═══ RECORD SET ═══
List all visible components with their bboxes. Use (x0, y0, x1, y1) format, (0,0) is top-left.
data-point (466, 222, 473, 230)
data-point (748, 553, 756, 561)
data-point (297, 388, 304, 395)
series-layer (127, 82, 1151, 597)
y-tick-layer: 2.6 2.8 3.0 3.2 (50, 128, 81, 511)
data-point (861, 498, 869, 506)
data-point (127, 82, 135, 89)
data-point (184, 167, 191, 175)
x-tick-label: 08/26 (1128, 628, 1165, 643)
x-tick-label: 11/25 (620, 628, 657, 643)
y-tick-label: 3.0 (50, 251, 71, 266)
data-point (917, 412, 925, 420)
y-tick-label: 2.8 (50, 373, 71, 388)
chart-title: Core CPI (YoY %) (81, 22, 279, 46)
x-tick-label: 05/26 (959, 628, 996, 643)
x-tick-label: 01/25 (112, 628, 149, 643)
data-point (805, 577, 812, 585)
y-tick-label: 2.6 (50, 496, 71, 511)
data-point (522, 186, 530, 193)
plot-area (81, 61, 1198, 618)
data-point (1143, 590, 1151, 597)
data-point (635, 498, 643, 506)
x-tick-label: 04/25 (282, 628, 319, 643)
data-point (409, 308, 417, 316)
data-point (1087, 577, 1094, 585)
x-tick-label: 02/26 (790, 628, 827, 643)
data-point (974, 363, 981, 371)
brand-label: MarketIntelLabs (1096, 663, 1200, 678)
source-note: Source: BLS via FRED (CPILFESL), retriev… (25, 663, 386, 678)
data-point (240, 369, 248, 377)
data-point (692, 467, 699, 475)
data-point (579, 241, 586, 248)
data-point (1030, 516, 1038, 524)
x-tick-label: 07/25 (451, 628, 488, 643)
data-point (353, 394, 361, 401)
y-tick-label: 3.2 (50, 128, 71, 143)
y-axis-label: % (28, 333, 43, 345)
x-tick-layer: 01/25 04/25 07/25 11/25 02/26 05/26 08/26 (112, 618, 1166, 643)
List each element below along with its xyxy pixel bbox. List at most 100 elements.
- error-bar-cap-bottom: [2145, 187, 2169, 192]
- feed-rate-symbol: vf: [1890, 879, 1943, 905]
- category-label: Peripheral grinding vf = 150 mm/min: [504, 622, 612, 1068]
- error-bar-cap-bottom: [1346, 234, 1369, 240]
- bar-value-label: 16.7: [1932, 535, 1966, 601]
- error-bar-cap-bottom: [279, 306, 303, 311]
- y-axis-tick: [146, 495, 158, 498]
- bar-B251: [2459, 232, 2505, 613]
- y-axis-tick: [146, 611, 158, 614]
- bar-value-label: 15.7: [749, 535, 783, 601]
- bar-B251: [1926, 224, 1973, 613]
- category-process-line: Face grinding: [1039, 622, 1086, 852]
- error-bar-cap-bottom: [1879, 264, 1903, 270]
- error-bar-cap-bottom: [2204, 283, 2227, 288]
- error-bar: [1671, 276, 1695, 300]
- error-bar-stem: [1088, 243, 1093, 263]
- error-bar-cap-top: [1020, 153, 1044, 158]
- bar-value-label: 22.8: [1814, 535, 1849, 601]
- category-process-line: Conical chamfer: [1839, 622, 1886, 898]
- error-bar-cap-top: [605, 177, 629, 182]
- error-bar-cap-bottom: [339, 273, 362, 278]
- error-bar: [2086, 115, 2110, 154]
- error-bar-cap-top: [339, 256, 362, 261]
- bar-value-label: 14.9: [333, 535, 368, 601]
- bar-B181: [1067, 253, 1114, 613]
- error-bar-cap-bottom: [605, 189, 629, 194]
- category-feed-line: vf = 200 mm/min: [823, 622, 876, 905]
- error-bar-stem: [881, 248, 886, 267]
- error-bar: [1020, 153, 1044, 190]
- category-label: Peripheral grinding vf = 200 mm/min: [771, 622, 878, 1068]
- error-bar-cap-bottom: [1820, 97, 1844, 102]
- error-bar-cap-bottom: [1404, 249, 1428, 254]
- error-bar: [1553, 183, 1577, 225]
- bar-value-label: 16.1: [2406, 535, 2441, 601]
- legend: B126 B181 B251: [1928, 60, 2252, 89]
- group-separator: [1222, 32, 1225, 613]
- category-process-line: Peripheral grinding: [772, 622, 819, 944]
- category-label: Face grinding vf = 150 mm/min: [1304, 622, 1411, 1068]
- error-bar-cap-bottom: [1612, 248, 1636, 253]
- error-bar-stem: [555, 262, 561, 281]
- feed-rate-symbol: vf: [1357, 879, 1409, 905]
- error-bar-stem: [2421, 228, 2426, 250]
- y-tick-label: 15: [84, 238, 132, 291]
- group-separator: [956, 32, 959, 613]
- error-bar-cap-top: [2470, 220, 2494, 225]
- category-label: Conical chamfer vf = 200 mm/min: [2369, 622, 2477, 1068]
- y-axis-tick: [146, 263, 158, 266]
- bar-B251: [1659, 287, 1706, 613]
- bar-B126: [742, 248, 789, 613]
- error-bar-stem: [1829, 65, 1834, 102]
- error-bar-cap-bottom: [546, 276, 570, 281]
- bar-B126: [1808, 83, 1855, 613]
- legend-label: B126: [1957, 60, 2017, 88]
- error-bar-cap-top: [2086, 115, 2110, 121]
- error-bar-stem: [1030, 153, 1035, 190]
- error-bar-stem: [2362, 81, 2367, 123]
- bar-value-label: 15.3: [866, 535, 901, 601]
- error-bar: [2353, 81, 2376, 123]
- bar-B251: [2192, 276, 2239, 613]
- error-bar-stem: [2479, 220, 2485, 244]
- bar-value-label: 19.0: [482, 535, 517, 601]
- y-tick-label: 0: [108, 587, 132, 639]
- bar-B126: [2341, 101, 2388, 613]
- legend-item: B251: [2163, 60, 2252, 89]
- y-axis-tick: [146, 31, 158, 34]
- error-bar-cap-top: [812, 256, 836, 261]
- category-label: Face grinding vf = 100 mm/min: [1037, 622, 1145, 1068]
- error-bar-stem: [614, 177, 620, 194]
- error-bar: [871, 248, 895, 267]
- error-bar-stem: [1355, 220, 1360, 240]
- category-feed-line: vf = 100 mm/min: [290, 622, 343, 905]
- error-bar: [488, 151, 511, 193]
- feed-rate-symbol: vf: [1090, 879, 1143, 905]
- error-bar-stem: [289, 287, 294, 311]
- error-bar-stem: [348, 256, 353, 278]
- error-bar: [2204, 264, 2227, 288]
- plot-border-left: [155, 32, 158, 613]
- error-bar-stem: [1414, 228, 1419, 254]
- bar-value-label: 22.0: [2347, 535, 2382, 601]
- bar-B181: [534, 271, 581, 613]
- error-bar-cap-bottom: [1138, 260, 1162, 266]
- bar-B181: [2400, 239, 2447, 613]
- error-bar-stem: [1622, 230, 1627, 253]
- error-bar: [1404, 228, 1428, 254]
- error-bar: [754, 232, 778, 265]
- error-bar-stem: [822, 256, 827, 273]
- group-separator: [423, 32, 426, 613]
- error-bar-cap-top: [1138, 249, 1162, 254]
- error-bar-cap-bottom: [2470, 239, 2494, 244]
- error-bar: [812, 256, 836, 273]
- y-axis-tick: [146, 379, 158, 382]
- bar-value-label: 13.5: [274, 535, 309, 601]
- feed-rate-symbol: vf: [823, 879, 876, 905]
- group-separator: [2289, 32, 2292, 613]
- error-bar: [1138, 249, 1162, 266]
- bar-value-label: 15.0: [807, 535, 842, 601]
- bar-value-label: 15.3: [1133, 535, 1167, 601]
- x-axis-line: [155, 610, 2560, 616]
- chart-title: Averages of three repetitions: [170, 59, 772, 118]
═══
Update the items above so that every occurrence of "data-point" reads "marker", leaving all other text unchanged.

▶ _TASK SOLUTION_
List all visible components with their bboxes. Use (x0, y0, x1, y1) format, (0,0) is top-left.
marker (466, 222, 473, 230)
marker (748, 553, 756, 561)
marker (297, 388, 304, 395)
series-layer (127, 82, 1151, 597)
y-tick-layer: 2.6 2.8 3.0 3.2 (50, 128, 81, 511)
marker (861, 498, 869, 506)
marker (127, 82, 135, 89)
marker (184, 167, 191, 175)
x-tick-label: 08/26 (1128, 628, 1165, 643)
x-tick-label: 11/25 (620, 628, 657, 643)
y-tick-label: 3.0 (50, 251, 71, 266)
marker (917, 412, 925, 420)
y-tick-label: 2.8 (50, 373, 71, 388)
chart-title: Core CPI (YoY %) (81, 22, 279, 46)
x-tick-label: 05/26 (959, 628, 996, 643)
x-tick-label: 01/25 (112, 628, 149, 643)
marker (805, 577, 812, 585)
y-tick-label: 2.6 (50, 496, 71, 511)
marker (522, 186, 530, 193)
plot-area (81, 61, 1198, 618)
marker (1143, 590, 1151, 597)
marker (635, 498, 643, 506)
x-tick-label: 04/25 (282, 628, 319, 643)
marker (409, 308, 417, 316)
marker (1087, 577, 1094, 585)
x-tick-label: 02/26 (790, 628, 827, 643)
marker (974, 363, 981, 371)
brand-label: MarketIntelLabs (1096, 663, 1200, 678)
source-note: Source: BLS via FRED (CPILFESL), retriev… (25, 663, 386, 678)
marker (240, 369, 248, 377)
marker (692, 467, 699, 475)
marker (579, 241, 586, 248)
marker (1030, 516, 1038, 524)
x-tick-label: 07/25 (451, 628, 488, 643)
marker (353, 394, 361, 401)
y-tick-label: 3.2 (50, 128, 71, 143)
y-axis-label: % (28, 333, 43, 345)
x-tick-layer: 01/25 04/25 07/25 11/25 02/26 05/26 08/26 (112, 618, 1166, 643)
List each element below along with its xyxy pixel bbox. List at most 100 elements.
- error-bar-cap-bottom: [2145, 187, 2169, 192]
- feed-rate-symbol: vf: [1890, 879, 1943, 905]
- category-label: Peripheral grinding vf = 150 mm/min: [504, 622, 612, 1068]
- error-bar-cap-bottom: [1346, 234, 1369, 240]
- bar-value-label: 16.7: [1932, 535, 1966, 601]
- error-bar-cap-bottom: [279, 306, 303, 311]
- y-axis-tick: [146, 495, 158, 498]
- bar-B251: [2459, 232, 2505, 613]
- y-axis-tick: [146, 611, 158, 614]
- bar-value-label: 15.7: [749, 535, 783, 601]
- bar-B251: [1926, 224, 1973, 613]
- category-process-line: Face grinding: [1039, 622, 1086, 852]
- error-bar-cap-bottom: [1879, 264, 1903, 270]
- error-bar-cap-bottom: [2204, 283, 2227, 288]
- error-bar: [1671, 276, 1695, 300]
- error-bar-stem: [1088, 243, 1093, 263]
- error-bar-cap-top: [1020, 153, 1044, 158]
- bar-value-label: 22.8: [1814, 535, 1849, 601]
- category-process-line: Conical chamfer: [1839, 622, 1886, 898]
- error-bar-cap-top: [605, 177, 629, 182]
- error-bar-cap-bottom: [339, 273, 362, 278]
- error-bar: [2086, 115, 2110, 154]
- error-bar-cap-top: [339, 256, 362, 261]
- bar-value-label: 14.9: [333, 535, 368, 601]
- bar-B181: [1067, 253, 1114, 613]
- error-bar-cap-bottom: [605, 189, 629, 194]
- category-feed-line: vf = 200 mm/min: [823, 622, 876, 905]
- error-bar-stem: [881, 248, 886, 267]
- error-bar: [1020, 153, 1044, 190]
- category-label: Peripheral grinding vf = 200 mm/min: [771, 622, 878, 1068]
- error-bar-cap-bottom: [1820, 97, 1844, 102]
- error-bar-cap-bottom: [1404, 249, 1428, 254]
- error-bar: [1553, 183, 1577, 225]
- bar-value-label: 16.1: [2406, 535, 2441, 601]
- legend: B126 B181 B251: [1928, 60, 2252, 89]
- group-separator: [1222, 32, 1225, 613]
- category-process-line: Peripheral grinding: [772, 622, 819, 944]
- category-label: Face grinding vf = 150 mm/min: [1304, 622, 1411, 1068]
- error-bar-cap-bottom: [1612, 248, 1636, 253]
- error-bar-stem: [555, 262, 561, 281]
- feed-rate-symbol: vf: [1357, 879, 1409, 905]
- error-bar-stem: [2421, 228, 2426, 250]
- y-tick-label: 15: [84, 238, 132, 291]
- group-separator: [956, 32, 959, 613]
- error-bar-cap-top: [2470, 220, 2494, 225]
- category-label: Conical chamfer vf = 200 mm/min: [2369, 622, 2477, 1068]
- y-axis-tick: [146, 263, 158, 266]
- bar-B251: [1659, 287, 1706, 613]
- bar-B126: [742, 248, 789, 613]
- error-bar-stem: [1829, 65, 1834, 102]
- error-bar-cap-bottom: [546, 276, 570, 281]
- bar-B126: [1808, 83, 1855, 613]
- legend-label: B126: [1957, 60, 2017, 88]
- error-bar-cap-top: [2086, 115, 2110, 121]
- error-bar-stem: [1030, 153, 1035, 190]
- error-bar-stem: [2362, 81, 2367, 123]
- bar-value-label: 15.3: [866, 535, 901, 601]
- error-bar: [2353, 81, 2376, 123]
- bar-B251: [2192, 276, 2239, 613]
- error-bar-stem: [2479, 220, 2485, 244]
- bar-value-label: 19.0: [482, 535, 517, 601]
- y-tick-label: 0: [108, 587, 132, 639]
- bar-B126: [2341, 101, 2388, 613]
- legend-item: B251: [2163, 60, 2252, 89]
- y-axis-tick: [146, 31, 158, 34]
- error-bar-cap-top: [812, 256, 836, 261]
- category-label: Face grinding vf = 100 mm/min: [1037, 622, 1145, 1068]
- error-bar-stem: [614, 177, 620, 194]
- error-bar: [871, 248, 895, 267]
- error-bar-stem: [1355, 220, 1360, 240]
- category-feed-line: vf = 100 mm/min: [290, 622, 343, 905]
- error-bar: [488, 151, 511, 193]
- feed-rate-symbol: vf: [1090, 879, 1143, 905]
- error-bar-stem: [289, 287, 294, 311]
- error-bar-stem: [348, 256, 353, 278]
- error-bar: [2204, 264, 2227, 288]
- plot-border-left: [155, 32, 158, 613]
- error-bar-stem: [1414, 228, 1419, 254]
- bar-value-label: 22.0: [2347, 535, 2382, 601]
- bar-B181: [534, 271, 581, 613]
- error-bar-cap-bottom: [1138, 260, 1162, 266]
- bar-B181: [2400, 239, 2447, 613]
- error-bar-stem: [1622, 230, 1627, 253]
- error-bar: [1404, 228, 1428, 254]
- error-bar: [754, 232, 778, 265]
- error-bar-stem: [822, 256, 827, 273]
- group-separator: [423, 32, 426, 613]
- error-bar-cap-top: [1138, 249, 1162, 254]
- error-bar-cap-bottom: [2470, 239, 2494, 244]
- error-bar: [812, 256, 836, 273]
- y-axis-tick: [146, 379, 158, 382]
- bar-value-label: 13.5: [274, 535, 309, 601]
- feed-rate-symbol: vf: [823, 879, 876, 905]
- group-separator: [2289, 32, 2292, 613]
- error-bar: [1138, 249, 1162, 266]
- bar-value-label: 15.0: [807, 535, 842, 601]
- bar-value-label: 15.3: [1133, 535, 1167, 601]
- x-axis-line: [155, 610, 2560, 616]
- chart-title: Averages of three repetitions: [170, 59, 772, 118]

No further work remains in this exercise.